* [Given problem] Check every line of the entries that follow, and copy the ones containing "manual".

Entries from a dataset:
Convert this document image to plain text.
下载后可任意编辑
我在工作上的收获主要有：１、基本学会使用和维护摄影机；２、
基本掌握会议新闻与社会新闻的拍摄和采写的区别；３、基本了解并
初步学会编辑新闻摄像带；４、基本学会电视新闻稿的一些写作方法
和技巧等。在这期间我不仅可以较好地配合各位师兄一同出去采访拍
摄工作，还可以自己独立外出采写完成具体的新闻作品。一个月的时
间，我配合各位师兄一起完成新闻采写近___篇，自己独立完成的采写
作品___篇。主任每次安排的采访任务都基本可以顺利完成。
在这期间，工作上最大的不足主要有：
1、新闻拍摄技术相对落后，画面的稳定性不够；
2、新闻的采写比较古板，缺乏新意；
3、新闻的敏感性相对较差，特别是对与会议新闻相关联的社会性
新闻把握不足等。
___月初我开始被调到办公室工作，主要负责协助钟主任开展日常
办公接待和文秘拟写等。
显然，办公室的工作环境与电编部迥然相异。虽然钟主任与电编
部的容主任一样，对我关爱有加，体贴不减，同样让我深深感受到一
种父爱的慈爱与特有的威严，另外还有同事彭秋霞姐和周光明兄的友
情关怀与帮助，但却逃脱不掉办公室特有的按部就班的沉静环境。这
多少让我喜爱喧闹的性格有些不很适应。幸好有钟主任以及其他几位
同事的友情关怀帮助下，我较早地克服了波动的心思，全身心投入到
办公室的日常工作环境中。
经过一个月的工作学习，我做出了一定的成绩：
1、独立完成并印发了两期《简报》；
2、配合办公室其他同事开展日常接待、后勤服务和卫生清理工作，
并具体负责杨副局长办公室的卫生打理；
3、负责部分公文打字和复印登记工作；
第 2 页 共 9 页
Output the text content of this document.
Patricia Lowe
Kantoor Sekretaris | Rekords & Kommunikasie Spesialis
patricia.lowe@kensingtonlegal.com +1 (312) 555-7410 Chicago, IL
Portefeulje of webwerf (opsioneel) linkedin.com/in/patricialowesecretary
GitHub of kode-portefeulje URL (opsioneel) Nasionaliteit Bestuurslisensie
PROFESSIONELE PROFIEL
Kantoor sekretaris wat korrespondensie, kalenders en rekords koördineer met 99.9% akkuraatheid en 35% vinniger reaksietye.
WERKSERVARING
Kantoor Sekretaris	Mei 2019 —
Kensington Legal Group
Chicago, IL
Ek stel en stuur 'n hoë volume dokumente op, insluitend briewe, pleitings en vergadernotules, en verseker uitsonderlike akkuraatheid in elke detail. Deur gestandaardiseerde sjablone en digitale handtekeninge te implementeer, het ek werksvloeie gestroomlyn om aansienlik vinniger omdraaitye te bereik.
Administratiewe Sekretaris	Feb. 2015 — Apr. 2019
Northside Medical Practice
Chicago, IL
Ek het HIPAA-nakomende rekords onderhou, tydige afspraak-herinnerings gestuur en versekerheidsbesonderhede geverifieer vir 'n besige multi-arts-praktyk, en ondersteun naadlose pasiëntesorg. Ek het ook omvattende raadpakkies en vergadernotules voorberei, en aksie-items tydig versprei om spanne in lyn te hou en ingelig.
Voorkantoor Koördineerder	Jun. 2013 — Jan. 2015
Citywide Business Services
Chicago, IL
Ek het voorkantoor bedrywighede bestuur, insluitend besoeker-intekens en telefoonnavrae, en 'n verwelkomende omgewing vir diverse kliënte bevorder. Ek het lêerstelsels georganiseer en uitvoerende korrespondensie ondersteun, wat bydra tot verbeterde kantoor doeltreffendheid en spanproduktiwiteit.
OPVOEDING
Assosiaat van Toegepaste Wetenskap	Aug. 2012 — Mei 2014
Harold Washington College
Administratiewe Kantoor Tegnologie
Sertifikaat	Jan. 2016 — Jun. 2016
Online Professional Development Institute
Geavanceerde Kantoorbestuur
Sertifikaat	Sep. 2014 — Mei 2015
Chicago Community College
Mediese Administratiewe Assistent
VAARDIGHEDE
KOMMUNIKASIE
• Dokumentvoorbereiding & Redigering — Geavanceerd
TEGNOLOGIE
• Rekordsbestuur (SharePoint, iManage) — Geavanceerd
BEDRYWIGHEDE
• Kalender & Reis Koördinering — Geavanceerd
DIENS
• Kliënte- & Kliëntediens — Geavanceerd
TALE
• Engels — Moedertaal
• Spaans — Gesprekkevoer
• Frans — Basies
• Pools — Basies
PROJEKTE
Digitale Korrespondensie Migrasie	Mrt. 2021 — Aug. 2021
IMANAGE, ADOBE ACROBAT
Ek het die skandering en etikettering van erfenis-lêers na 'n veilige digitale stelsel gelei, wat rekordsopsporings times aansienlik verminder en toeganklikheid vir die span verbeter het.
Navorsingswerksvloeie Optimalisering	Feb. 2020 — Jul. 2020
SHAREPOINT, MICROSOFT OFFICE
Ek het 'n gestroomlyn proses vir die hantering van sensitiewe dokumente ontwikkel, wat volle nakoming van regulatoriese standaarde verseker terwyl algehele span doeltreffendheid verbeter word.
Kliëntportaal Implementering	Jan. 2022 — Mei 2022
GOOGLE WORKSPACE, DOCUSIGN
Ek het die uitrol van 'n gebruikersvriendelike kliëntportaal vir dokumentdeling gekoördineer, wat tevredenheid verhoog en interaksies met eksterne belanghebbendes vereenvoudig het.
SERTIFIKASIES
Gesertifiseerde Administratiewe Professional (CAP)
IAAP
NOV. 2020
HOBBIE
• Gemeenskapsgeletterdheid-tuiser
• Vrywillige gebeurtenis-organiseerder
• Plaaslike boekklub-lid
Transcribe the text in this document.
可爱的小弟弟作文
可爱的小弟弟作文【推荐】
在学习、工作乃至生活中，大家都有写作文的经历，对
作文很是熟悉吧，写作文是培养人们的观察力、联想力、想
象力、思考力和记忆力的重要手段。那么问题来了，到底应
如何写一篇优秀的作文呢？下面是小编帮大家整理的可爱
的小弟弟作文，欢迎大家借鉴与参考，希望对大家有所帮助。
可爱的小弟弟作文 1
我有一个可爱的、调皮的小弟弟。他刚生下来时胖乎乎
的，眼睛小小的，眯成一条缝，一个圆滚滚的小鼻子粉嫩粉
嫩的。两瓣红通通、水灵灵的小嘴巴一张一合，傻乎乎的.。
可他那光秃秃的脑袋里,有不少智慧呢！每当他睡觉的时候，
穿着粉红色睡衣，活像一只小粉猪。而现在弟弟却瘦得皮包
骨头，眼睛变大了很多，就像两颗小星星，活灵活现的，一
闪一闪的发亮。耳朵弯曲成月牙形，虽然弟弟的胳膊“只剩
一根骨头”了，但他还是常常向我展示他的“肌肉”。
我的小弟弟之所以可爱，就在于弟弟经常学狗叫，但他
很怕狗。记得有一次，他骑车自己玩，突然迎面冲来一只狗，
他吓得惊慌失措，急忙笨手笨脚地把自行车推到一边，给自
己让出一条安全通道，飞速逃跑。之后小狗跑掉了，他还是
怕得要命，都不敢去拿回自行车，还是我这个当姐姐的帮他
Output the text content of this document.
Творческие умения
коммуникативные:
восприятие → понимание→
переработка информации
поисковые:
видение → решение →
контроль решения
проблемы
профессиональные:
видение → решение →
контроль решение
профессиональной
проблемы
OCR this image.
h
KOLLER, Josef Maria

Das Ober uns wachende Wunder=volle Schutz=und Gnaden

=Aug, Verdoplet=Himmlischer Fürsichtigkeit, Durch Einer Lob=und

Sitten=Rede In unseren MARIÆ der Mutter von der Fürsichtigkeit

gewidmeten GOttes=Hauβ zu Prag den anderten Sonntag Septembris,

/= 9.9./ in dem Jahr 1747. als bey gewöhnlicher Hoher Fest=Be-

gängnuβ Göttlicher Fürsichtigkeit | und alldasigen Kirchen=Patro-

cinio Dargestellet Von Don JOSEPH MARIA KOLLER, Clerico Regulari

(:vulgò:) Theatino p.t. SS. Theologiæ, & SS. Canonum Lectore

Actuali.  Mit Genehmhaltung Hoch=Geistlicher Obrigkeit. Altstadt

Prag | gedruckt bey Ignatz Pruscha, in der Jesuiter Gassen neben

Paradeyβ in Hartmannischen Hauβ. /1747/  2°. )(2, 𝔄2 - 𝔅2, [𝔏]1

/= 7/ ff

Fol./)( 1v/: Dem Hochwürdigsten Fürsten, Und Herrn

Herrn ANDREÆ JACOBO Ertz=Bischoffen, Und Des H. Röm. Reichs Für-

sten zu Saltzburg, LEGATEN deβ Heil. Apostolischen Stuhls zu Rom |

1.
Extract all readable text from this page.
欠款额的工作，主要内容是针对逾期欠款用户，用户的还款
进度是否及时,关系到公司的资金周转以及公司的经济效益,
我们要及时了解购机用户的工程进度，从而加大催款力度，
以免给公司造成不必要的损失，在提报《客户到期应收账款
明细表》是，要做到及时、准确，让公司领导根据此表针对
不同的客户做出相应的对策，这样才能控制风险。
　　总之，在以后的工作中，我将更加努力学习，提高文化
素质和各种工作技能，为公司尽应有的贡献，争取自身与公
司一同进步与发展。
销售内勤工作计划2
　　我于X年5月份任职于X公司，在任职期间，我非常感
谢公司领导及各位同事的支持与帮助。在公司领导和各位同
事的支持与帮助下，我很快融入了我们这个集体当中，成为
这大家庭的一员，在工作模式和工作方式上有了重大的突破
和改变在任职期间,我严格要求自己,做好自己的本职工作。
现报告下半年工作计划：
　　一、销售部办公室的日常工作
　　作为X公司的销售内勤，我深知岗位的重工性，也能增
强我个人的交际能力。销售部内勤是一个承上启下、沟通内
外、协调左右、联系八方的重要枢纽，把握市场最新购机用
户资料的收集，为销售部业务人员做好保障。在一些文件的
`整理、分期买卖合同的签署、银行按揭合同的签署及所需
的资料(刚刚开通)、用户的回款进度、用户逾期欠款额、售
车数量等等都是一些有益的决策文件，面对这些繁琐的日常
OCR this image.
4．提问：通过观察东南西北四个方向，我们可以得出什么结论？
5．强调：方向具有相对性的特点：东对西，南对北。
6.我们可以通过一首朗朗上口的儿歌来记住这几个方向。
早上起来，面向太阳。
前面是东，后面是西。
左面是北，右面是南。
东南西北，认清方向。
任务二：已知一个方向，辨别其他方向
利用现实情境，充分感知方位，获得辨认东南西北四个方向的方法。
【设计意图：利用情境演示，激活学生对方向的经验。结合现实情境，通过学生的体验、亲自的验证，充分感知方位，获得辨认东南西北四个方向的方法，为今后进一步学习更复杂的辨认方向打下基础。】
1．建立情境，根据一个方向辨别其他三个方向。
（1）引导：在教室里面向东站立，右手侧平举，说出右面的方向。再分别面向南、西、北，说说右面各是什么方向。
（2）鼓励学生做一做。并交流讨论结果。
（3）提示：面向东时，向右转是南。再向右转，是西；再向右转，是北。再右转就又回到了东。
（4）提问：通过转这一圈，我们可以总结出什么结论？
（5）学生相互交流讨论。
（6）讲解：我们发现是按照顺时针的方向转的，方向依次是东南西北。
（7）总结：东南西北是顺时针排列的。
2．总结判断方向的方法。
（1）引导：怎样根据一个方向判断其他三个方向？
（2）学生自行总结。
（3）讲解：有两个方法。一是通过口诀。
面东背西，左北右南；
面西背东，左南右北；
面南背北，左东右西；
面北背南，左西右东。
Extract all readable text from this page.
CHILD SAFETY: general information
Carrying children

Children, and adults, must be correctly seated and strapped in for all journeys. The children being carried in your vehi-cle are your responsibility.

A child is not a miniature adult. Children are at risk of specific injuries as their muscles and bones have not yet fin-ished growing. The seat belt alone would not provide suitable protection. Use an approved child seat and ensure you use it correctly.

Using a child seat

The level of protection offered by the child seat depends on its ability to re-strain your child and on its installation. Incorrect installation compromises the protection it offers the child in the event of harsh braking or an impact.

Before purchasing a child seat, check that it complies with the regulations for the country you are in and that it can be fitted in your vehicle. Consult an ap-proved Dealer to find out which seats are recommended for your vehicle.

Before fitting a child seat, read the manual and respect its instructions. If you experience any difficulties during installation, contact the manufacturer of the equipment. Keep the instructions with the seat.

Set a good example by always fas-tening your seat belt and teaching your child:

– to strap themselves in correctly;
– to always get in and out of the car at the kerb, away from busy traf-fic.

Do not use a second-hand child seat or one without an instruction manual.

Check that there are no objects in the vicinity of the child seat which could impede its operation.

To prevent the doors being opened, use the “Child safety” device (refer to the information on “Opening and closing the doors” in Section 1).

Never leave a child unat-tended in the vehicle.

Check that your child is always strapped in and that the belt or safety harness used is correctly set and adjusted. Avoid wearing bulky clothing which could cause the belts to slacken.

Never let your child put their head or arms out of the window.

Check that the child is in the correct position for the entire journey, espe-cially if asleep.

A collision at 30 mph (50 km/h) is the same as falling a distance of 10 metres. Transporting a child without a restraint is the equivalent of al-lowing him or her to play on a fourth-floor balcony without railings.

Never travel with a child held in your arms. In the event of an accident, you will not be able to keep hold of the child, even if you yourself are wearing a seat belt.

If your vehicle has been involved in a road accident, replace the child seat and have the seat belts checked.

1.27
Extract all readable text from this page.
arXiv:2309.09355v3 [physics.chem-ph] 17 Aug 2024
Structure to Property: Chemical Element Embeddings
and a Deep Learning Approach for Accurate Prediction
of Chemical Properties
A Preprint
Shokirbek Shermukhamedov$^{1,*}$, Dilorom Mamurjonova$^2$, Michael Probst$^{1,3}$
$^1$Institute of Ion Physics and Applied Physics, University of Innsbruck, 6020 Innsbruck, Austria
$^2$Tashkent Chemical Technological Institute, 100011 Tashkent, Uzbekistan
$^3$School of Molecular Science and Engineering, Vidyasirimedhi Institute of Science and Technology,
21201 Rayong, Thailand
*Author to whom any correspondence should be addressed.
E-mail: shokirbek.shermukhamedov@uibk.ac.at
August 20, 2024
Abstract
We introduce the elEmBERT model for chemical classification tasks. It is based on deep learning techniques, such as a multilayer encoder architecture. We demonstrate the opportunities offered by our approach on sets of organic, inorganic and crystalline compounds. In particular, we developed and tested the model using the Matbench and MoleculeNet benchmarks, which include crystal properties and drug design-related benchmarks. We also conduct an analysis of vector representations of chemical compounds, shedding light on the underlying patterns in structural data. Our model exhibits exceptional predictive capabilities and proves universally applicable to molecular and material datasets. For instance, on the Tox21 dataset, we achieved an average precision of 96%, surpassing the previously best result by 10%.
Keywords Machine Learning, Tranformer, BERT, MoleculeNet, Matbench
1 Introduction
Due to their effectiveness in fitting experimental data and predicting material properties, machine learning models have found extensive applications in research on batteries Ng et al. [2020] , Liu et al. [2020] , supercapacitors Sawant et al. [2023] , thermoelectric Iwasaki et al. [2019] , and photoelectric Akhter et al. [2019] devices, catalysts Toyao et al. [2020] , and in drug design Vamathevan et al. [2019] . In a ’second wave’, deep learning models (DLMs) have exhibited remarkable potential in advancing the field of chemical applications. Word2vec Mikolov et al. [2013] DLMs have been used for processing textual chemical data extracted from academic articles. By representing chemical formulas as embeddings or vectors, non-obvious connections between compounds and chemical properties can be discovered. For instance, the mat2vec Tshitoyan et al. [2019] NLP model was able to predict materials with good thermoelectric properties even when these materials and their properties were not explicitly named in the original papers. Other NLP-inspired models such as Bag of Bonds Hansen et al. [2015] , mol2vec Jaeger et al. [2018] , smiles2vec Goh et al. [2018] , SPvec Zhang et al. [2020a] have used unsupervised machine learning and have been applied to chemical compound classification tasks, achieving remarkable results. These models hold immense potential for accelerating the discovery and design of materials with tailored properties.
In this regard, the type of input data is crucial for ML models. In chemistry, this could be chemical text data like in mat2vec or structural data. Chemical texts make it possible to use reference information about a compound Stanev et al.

* [Response to this task]
Before fitting a child seat, read the manual and respect its instructions. If you experience any difficulties during installation, contact the manufacturer of the equipment. Keep the instructions with the seat.
Do not use a second-hand child seat or one without an instruction manual.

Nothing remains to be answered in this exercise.